* SOURCE RECORDS *
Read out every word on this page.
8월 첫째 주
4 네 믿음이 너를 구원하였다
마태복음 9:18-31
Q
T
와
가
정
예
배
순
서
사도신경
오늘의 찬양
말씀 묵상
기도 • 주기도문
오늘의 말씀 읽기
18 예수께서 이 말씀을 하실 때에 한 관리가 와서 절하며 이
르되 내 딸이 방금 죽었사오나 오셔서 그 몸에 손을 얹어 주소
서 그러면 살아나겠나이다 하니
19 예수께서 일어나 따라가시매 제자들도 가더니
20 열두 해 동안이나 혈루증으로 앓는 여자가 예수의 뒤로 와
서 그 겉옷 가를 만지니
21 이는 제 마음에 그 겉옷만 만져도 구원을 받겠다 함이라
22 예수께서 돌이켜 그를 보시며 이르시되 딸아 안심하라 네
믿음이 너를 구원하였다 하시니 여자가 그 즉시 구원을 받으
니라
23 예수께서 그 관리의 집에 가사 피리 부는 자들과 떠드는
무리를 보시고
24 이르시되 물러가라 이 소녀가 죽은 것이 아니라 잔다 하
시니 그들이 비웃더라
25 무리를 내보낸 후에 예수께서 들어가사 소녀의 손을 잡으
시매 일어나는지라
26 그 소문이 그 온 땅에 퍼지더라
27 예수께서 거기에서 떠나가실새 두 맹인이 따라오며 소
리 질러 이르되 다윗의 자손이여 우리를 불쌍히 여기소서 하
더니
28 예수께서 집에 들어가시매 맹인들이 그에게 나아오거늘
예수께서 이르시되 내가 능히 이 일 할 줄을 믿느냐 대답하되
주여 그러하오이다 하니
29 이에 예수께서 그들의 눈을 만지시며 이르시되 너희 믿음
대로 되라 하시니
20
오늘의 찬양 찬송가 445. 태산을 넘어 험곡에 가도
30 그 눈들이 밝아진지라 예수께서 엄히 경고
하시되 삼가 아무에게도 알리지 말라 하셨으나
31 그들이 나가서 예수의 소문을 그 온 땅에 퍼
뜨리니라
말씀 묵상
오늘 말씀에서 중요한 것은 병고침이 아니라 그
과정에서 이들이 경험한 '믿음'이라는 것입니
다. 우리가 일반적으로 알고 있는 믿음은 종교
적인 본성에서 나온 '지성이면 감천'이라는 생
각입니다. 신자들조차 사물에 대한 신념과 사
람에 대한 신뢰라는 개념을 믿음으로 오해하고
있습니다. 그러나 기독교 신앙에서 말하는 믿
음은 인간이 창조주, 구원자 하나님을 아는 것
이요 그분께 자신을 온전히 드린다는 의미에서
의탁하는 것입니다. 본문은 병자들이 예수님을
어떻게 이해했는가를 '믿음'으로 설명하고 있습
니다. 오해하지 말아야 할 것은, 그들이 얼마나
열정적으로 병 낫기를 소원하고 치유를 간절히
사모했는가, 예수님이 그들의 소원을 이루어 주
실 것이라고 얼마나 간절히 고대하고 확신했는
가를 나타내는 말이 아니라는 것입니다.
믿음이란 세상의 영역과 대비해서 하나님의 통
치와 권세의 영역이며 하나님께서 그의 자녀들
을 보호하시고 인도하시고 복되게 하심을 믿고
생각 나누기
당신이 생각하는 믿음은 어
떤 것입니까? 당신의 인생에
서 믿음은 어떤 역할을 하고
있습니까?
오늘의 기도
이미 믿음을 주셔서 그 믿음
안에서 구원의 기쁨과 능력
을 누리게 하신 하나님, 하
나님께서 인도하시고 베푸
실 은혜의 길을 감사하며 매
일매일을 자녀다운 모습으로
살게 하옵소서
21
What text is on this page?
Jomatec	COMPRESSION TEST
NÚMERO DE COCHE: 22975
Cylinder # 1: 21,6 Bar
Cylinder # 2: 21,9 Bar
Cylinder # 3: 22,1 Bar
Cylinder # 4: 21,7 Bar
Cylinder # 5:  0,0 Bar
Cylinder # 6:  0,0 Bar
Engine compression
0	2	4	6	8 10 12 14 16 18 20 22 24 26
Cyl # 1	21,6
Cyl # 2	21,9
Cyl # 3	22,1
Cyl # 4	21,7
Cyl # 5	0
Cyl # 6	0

* TASK BRIEF *
Locate each line containing the string "Cylinder" and show it.

* RESPONSE TO THIS EXERCISE *
Cylinder # 1: 21,6 Bar
Cylinder # 2: 21,9 Bar
Cylinder # 3: 22,1 Bar
Cylinder # 4: 21,7 Bar
Cylinder # 5:  0,0 Bar
Cylinder # 6:  0,0 Bar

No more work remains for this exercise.